(Dataset rows)
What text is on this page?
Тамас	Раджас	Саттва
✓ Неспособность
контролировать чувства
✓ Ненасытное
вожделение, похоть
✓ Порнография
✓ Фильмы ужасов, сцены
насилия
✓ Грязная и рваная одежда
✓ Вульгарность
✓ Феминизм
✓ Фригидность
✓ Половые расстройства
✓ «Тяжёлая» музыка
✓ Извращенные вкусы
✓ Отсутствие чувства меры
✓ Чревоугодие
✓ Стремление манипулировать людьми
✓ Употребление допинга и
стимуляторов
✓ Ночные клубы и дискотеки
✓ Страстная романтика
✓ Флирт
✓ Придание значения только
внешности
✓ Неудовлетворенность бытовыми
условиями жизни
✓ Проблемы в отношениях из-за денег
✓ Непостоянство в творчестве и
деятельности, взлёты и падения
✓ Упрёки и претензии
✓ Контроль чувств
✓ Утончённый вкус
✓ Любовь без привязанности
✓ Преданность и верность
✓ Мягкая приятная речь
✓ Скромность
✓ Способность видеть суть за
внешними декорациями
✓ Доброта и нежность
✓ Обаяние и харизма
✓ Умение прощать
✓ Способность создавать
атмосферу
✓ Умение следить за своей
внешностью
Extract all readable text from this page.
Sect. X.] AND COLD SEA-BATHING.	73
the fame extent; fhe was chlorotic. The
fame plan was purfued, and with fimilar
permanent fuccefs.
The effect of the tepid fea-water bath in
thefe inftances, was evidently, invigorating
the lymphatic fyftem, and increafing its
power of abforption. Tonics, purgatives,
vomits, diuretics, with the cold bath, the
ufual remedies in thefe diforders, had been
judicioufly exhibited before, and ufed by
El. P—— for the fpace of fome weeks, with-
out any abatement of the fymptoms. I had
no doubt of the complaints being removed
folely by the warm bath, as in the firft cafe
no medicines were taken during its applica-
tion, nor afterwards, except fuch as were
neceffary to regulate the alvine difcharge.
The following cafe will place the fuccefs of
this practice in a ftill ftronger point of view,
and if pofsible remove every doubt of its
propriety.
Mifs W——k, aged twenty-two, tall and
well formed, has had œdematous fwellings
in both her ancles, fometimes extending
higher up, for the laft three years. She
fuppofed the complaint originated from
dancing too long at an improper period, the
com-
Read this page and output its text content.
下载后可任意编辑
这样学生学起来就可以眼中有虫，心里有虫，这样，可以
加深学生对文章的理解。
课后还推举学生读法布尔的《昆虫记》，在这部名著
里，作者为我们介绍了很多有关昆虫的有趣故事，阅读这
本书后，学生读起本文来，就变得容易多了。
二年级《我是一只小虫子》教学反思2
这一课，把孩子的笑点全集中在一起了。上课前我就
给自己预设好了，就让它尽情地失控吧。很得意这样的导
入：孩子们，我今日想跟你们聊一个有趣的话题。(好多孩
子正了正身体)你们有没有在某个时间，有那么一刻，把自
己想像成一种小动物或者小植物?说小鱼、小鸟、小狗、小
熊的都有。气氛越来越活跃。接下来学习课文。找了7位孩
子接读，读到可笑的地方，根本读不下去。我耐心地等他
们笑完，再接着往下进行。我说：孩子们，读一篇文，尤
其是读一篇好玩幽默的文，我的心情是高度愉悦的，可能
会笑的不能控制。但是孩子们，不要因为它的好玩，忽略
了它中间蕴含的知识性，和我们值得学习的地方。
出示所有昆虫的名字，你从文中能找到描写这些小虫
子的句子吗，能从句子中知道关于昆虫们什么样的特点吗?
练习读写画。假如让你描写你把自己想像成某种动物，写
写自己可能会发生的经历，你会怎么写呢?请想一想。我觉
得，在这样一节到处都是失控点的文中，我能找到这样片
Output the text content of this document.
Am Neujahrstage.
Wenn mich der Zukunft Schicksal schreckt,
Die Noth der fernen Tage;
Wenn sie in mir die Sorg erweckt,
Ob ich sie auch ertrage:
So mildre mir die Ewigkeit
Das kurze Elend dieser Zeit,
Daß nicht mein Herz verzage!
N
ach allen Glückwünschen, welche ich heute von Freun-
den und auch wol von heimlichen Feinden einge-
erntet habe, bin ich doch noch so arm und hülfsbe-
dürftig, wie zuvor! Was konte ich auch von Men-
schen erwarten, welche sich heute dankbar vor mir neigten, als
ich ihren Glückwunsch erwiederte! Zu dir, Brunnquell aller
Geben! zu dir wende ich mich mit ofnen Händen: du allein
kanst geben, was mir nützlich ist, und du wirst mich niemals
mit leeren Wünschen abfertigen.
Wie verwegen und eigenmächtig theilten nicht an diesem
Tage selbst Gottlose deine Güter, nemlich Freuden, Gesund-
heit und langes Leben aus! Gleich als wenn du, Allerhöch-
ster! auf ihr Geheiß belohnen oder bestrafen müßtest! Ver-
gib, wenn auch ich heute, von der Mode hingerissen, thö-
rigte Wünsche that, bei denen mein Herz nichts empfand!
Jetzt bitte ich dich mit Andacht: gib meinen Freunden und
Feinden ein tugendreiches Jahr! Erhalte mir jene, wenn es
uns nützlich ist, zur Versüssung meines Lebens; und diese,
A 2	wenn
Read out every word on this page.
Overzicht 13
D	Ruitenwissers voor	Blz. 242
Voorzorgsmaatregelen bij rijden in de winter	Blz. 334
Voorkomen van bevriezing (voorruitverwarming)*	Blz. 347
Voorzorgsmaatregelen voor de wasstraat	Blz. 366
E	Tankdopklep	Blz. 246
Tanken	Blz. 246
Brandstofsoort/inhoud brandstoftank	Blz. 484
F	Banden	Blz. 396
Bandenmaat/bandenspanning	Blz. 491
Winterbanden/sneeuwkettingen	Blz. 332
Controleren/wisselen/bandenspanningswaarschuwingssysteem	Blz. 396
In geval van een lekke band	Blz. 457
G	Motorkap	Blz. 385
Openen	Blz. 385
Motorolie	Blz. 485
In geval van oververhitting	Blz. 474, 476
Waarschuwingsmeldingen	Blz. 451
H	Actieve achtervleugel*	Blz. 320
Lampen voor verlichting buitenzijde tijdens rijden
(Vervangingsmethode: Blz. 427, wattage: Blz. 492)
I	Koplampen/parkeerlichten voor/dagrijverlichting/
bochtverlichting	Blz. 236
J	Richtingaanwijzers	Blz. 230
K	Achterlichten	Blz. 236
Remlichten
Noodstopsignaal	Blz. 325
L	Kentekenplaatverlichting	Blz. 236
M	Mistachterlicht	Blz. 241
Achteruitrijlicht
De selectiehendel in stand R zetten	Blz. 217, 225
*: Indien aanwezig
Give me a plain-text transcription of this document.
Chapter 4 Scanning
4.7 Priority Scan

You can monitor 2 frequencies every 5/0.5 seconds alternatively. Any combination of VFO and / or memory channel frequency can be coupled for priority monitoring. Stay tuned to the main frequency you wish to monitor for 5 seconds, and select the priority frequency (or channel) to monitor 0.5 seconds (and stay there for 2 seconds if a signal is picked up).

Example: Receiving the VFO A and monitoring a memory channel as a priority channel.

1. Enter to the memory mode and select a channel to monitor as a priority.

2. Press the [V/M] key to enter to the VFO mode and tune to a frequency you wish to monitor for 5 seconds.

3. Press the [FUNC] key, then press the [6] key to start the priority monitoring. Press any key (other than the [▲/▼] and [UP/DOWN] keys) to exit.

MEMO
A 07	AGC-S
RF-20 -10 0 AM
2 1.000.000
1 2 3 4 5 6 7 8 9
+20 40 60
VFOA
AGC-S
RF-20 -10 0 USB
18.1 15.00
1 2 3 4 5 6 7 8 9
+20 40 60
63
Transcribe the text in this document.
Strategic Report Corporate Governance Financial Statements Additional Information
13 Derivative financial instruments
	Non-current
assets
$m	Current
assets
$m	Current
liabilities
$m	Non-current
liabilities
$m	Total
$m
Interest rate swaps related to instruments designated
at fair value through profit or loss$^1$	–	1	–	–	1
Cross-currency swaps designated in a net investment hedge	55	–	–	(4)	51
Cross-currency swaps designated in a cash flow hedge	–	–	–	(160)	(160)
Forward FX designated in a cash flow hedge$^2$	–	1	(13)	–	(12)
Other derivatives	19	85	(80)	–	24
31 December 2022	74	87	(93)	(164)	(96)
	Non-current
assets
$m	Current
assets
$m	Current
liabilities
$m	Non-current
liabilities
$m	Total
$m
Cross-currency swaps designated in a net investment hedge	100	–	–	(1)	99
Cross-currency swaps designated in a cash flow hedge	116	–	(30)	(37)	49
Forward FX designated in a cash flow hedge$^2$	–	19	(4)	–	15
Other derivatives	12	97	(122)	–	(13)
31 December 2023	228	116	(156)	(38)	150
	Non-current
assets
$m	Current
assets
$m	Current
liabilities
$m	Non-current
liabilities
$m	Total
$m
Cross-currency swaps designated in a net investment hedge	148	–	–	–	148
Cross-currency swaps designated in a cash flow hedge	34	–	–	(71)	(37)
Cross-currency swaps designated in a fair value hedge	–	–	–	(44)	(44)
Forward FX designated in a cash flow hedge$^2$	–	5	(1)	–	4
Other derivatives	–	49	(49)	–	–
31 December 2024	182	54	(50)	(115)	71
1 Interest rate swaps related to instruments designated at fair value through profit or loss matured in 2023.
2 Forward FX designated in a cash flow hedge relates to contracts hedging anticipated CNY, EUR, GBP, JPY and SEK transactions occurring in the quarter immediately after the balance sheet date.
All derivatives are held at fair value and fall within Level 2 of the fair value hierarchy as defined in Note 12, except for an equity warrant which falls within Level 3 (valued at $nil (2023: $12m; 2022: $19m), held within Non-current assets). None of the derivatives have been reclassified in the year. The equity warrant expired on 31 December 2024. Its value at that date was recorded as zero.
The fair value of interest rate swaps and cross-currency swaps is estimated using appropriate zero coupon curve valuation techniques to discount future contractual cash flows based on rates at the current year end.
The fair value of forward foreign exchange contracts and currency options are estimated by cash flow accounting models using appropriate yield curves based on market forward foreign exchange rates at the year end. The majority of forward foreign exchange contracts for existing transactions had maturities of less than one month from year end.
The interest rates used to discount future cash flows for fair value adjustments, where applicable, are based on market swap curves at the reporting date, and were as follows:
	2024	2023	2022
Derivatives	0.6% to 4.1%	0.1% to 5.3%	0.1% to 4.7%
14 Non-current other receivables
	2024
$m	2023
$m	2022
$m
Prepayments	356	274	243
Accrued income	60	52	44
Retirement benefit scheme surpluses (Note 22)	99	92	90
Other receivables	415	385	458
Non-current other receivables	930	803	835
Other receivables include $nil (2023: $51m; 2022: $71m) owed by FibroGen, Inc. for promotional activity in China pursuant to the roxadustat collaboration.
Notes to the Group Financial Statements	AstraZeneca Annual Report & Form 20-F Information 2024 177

* **Prompt**:
How many lines of the listing include the string "through"? Answer with the number alone.

* **Task result**:
2